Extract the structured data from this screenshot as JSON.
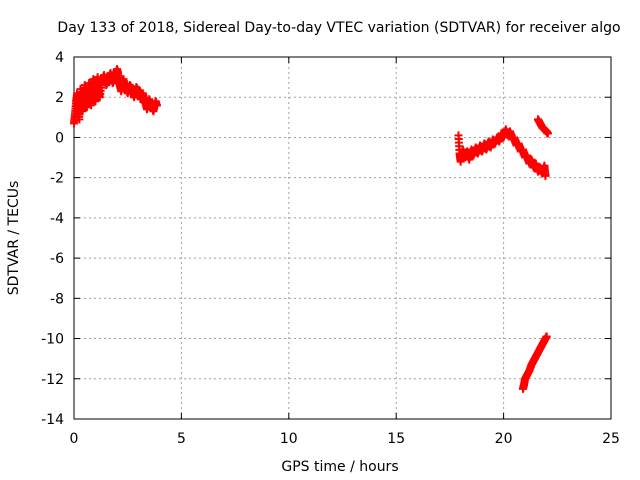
{
  "chart_data": {
    "type": "scatter",
    "title": "Day 133 of 2018, Sidereal Day-to-day VTEC variation (SDTVAR) for receiver algo",
    "xlabel": "GPS time / hours",
    "ylabel": "SDTVAR / TECUs",
    "xlim": [
      0,
      25
    ],
    "ylim": [
      -14,
      4
    ],
    "xticks": [
      "0",
      "5",
      "10",
      "15",
      "20",
      "25"
    ],
    "yticks": [
      "4",
      "2",
      "0",
      "-2",
      "-4",
      "-6",
      "-8",
      "-10",
      "-12",
      "-14"
    ],
    "grid": true,
    "legend": "none",
    "marker": "plus",
    "color": "#ff0000",
    "series": [
      {
        "points": [
          [
            0.0,
            0.7
          ],
          [
            0.05,
            1.2
          ],
          [
            0.1,
            1.8
          ],
          [
            0.15,
            2.2
          ],
          [
            0.2,
            1.5
          ],
          [
            0.25,
            0.9
          ],
          [
            0.3,
            2.4
          ],
          [
            0.35,
            1.7
          ],
          [
            0.4,
            1.3
          ],
          [
            0.45,
            2.0
          ],
          [
            0.5,
            2.6
          ],
          [
            0.55,
            1.9
          ],
          [
            0.6,
            1.5
          ],
          [
            0.65,
            2.2
          ],
          [
            0.7,
            2.7
          ],
          [
            0.75,
            2.1
          ],
          [
            0.8,
            1.6
          ],
          [
            0.85,
            2.4
          ],
          [
            0.9,
            2.9
          ],
          [
            0.95,
            2.2
          ],
          [
            1.0,
            1.8
          ],
          [
            1.05,
            2.6
          ],
          [
            1.1,
            3.0
          ],
          [
            1.15,
            2.4
          ],
          [
            1.2,
            2.0
          ],
          [
            1.3,
            2.8
          ],
          [
            1.4,
            3.1
          ],
          [
            1.5,
            2.6
          ],
          [
            1.6,
            2.9
          ],
          [
            1.7,
            3.2
          ],
          [
            1.8,
            2.7
          ],
          [
            1.9,
            3.0
          ],
          [
            2.0,
            3.4
          ],
          [
            2.05,
            3.2
          ],
          [
            2.1,
            2.7
          ],
          [
            2.2,
            2.3
          ],
          [
            2.3,
            2.9
          ],
          [
            2.4,
            2.5
          ],
          [
            2.5,
            2.2
          ],
          [
            2.6,
            2.6
          ],
          [
            2.7,
            2.4
          ],
          [
            2.8,
            2.0
          ],
          [
            2.9,
            2.5
          ],
          [
            3.0,
            2.3
          ],
          [
            3.1,
            1.9
          ],
          [
            3.2,
            2.2
          ],
          [
            3.3,
            1.8
          ],
          [
            3.4,
            1.4
          ],
          [
            3.5,
            1.9
          ],
          [
            3.6,
            1.6
          ],
          [
            3.7,
            1.3
          ],
          [
            3.8,
            1.8
          ],
          [
            3.85,
            1.6
          ]
        ]
      },
      {
        "points": [
          [
            17.9,
            0.1
          ],
          [
            17.95,
            -0.8
          ],
          [
            18.0,
            -1.2
          ],
          [
            18.1,
            -0.6
          ],
          [
            18.2,
            -1.0
          ],
          [
            18.3,
            -0.7
          ],
          [
            18.4,
            -1.1
          ],
          [
            18.5,
            -0.6
          ],
          [
            18.6,
            -0.9
          ],
          [
            18.7,
            -0.5
          ],
          [
            18.8,
            -0.8
          ],
          [
            18.9,
            -0.4
          ],
          [
            19.0,
            -0.7
          ],
          [
            19.1,
            -0.3
          ],
          [
            19.2,
            -0.6
          ],
          [
            19.3,
            -0.2
          ],
          [
            19.4,
            -0.5
          ],
          [
            19.5,
            -0.1
          ],
          [
            19.6,
            -0.3
          ],
          [
            19.7,
            0.0
          ],
          [
            19.8,
            -0.2
          ],
          [
            19.9,
            0.2
          ],
          [
            20.0,
            0.0
          ],
          [
            20.1,
            0.4
          ],
          [
            20.2,
            0.1
          ],
          [
            20.3,
            0.3
          ],
          [
            20.4,
            -0.1
          ],
          [
            20.5,
            0.0
          ],
          [
            20.6,
            -0.4
          ],
          [
            20.7,
            -0.3
          ],
          [
            20.8,
            -0.7
          ],
          [
            20.9,
            -0.6
          ],
          [
            21.0,
            -1.0
          ],
          [
            21.1,
            -0.9
          ],
          [
            21.2,
            -1.3
          ],
          [
            21.3,
            -1.1
          ],
          [
            21.4,
            -1.5
          ],
          [
            21.5,
            -1.3
          ],
          [
            21.6,
            -1.7
          ],
          [
            21.7,
            -1.5
          ],
          [
            21.8,
            -1.8
          ],
          [
            21.9,
            -1.4
          ],
          [
            21.95,
            -1.9
          ]
        ]
      },
      {
        "points": [
          [
            21.6,
            0.9
          ],
          [
            21.7,
            0.7
          ],
          [
            21.8,
            0.5
          ],
          [
            21.9,
            0.4
          ],
          [
            22.0,
            0.3
          ],
          [
            22.05,
            0.2
          ]
        ]
      },
      {
        "points": [
          [
            20.9,
            -12.5
          ],
          [
            20.95,
            -12.3
          ],
          [
            21.0,
            -12.0
          ],
          [
            21.1,
            -11.8
          ],
          [
            21.2,
            -11.6
          ],
          [
            21.3,
            -11.3
          ],
          [
            21.4,
            -11.1
          ],
          [
            21.5,
            -10.9
          ],
          [
            21.6,
            -10.7
          ],
          [
            21.7,
            -10.5
          ],
          [
            21.8,
            -10.3
          ],
          [
            21.9,
            -10.1
          ],
          [
            22.0,
            -9.9
          ]
        ]
      }
    ]
  }
}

========================================

▶ _Your goal_: Repeat the data exactly, dropping every picture it holds.

▶ _Solution to the exercise_:
Extract the structured data from this screenshot as JSON.
{
  "chart_data": {
    "type": "scatter",
    "title": "Day 133 of 2018, Sidereal Day-to-day VTEC variation (SDTVAR) for receiver algo",
    "xlabel": "GPS time / hours",
    "ylabel": "SDTVAR / TECUs",
    "xlim": [
      0,
      25
    ],
    "ylim": [
      -14,
      4
    ],
    "xticks": [
      "0",
      "5",
      "10",
      "15",
      "20",
      "25"
    ],
    "yticks": [
      "4",
      "2",
      "0",
      "-2",
      "-4",
      "-6",
      "-8",
      "-10",
      "-12",
      "-14"
    ],
    "grid": true,
    "legend": "none",
    "marker": "plus",
    "color": "#ff0000",
    "series": [
      {
        "points": [
          [
            0.0,
            0.7
          ],
          [
            0.05,
            1.2
          ],
          [
            0.1,
            1.8
          ],
          [
            0.15,
            2.2
          ],
          [
            0.2,
            1.5
          ],
          [
            0.25,
            0.9
          ],
          [
            0.3,
            2.4
          ],
          [
            0.35,
            1.7
          ],
          [
            0.4,
            1.3
          ],
          [
            0.45,
            2.0
          ],
          [
            0.5,
            2.6
          ],
          [
            0.55,
            1.9
          ],
          [
            0.6,
            1.5
          ],
          [
            0.65,
            2.2
          ],
          [
            0.7,
            2.7
          ],
          [
            0.75,
            2.1
          ],
          [
            0.8,
            1.6
          ],
          [
            0.85,
            2.4
          ],
          [
            0.9,
            2.9
          ],
          [
            0.95,
            2.2
          ],
          [
            1.0,
            1.8
          ],
          [
            1.05,
            2.6
          ],
          [
            1.1,
            3.0
          ],
          [
            1.15,
            2.4
          ],
          [
            1.2,
            2.0
          ],
          [
            1.3,
            2.8
          ],
          [
            1.4,
            3.1
          ],
          [
            1.5,
            2.6
          ],
          [
            1.6,
            2.9
          ],
          [
            1.7,
            3.2
          ],
          [
            1.8,
            2.7
          ],
          [
            1.9,
            3.0
          ],
          [
            2.0,
            3.4
          ],
          [
            2.05,
            3.2
          ],
          [
            2.1,
            2.7
          ],
          [
            2.2,
            2.3
          ],
          [
            2.3,
            2.9
          ],
          [
            2.4,
            2.5
          ],
          [
            2.5,
            2.2
          ],
          [
            2.6,
            2.6
          ],
          [
            2.7,
            2.4
          ],
          [
            2.8,
            2.0
          ],
          [
            2.9,
            2.5
          ],
          [
            3.0,
            2.3
          ],
          [
            3.1,
            1.9
          ],
          [
            3.2,
            2.2
          ],
          [
            3.3,
            1.8
          ],
          [
            3.4,
            1.4
          ],
          [
            3.5,
            1.9
          ],
          [
            3.6,
            1.6
          ],
          [
            3.7,
            1.3
          ],
          [
            3.8,
            1.8
          ],
          [
            3.85,
            1.6
          ]
        ]
      },
      {
        "points": [
          [
            17.9,
            0.1
          ],
          [
            17.95,
            -0.8
          ],
          [
            18.0,
            -1.2
          ],
          [
            18.1,
            -0.6
          ],
          [
            18.2,
            -1.0
          ],
          [
            18.3,
            -0.7
          ],
          [
            18.4,
            -1.1
          ],
          [
            18.5,
            -0.6
          ],
          [
            18.6,
            -0.9
          ],
          [
            18.7,
            -0.5
          ],
          [
            18.8,
            -0.8
          ],
          [
            18.9,
            -0.4
          ],
          [
            19.0,
            -0.7
          ],
          [
            19.1,
            -0.3
          ],
          [
            19.2,
            -0.6
          ],
          [
            19.3,
            -0.2
          ],
          [
            19.4,
            -0.5
          ],
          [
            19.5,
            -0.1
          ],
          [
            19.6,
            -0.3
          ],
          [
            19.7,
            0.0
          ],
          [
            19.8,
            -0.2
          ],
          [
            19.9,
            0.2
          ],
          [
            20.0,
            0.0
          ],
          [
            20.1,
            0.4
          ],
          [
            20.2,
            0.1
          ],
          [
            20.3,
            0.3
          ],
          [
            20.4,
            -0.1
          ],
          [
            20.5,
            0.0
          ],
          [
            20.6,
            -0.4
          ],
          [
            20.7,
            -0.3
          ],
          [
            20.8,
            -0.7
          ],
          [
            20.9,
            -0.6
          ],
          [
            21.0,
            -1.0
          ],
          [
            21.1,
            -0.9
          ],
          [
            21.2,
            -1.3
          ],
          [
            21.3,
            -1.1
          ],
          [
            21.4,
            -1.5
          ],
          [
            21.5,
            -1.3
          ],
          [
            21.6,
            -1.7
          ],
          [
            21.7,
            -1.5
          ],
          [
            21.8,
            -1.8
          ],
          [
            21.9,
            -1.4
          ],
          [
            21.95,
            -1.9
          ]
        ]
      },
      {
        "points": [
          [
            21.6,
            0.9
          ],
          [
            21.7,
            0.7
          ],
          [
            21.8,
            0.5
          ],
          [
            21.9,
            0.4
          ],
          [
            22.0,
            0.3
          ],
          [
            22.05,
            0.2
          ]
        ]
      },
      {
        "points": [
          [
            20.9,
            -12.5
          ],
          [
            20.95,
            -12.3
          ],
          [
            21.0,
            -12.0
          ],
          [
            21.1,
            -11.8
          ],
          [
            21.2,
            -11.6
          ],
          [
            21.3,
            -11.3
          ],
          [
            21.4,
            -11.1
          ],
          [
            21.5,
            -10.9
          ],
          [
            21.6,
            -10.7
          ],
          [
            21.7,
            -10.5
          ],
          [
            21.8,
            -10.3
          ],
          [
            21.9,
            -10.1
          ],
          [
            22.0,
            -9.9
          ]
        ]
      }
    ]
  }
}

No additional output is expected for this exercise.